Set problem:
Wherever the word "heading" shows up in a line, please copy that line.

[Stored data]
───

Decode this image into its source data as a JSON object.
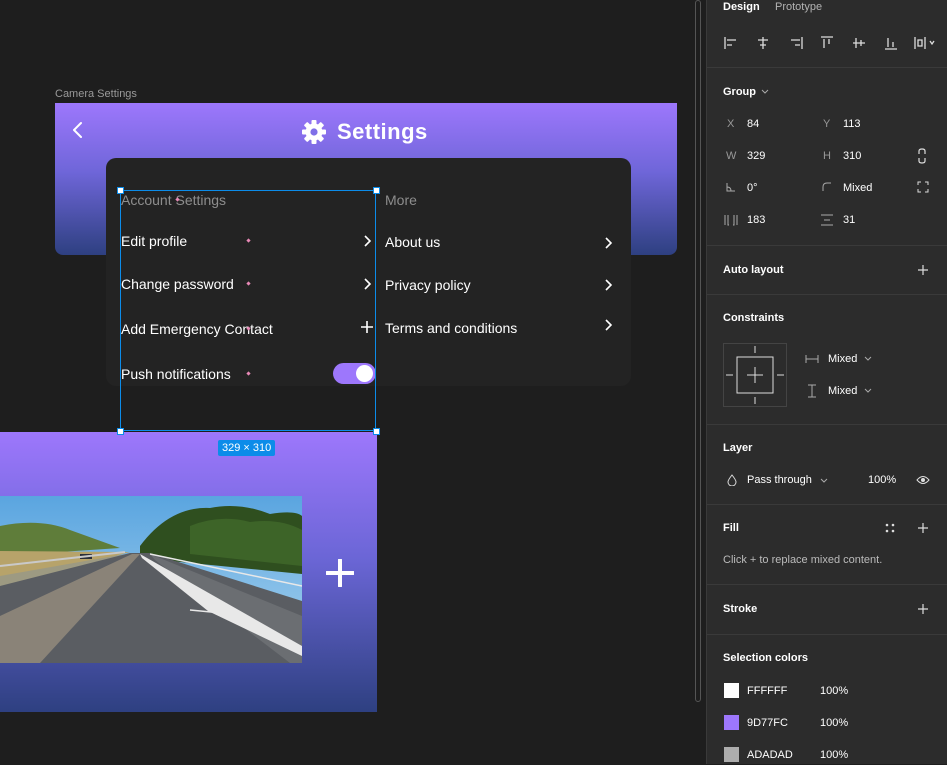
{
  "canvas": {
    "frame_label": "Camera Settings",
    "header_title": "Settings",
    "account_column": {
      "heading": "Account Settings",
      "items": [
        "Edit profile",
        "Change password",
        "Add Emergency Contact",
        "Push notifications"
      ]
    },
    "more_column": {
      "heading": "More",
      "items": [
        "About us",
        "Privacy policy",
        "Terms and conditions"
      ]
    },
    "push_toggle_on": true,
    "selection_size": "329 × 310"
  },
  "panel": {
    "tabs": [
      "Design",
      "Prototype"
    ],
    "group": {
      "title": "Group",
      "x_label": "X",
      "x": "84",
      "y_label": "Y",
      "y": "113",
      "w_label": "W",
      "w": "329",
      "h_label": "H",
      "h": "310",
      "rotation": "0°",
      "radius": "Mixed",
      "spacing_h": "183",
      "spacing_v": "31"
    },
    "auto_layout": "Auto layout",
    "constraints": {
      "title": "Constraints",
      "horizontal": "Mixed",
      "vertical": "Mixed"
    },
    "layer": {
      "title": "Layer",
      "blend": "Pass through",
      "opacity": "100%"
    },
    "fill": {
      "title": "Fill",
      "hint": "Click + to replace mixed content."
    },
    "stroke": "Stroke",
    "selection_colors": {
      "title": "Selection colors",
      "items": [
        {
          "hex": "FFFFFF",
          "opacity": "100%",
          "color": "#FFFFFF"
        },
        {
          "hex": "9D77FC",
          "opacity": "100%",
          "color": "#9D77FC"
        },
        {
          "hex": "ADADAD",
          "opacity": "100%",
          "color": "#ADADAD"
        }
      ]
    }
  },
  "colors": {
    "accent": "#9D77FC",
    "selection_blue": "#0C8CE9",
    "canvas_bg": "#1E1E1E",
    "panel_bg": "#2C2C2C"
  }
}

───

Completed exercise:
      "heading": "Account Settings",
      "heading": "More",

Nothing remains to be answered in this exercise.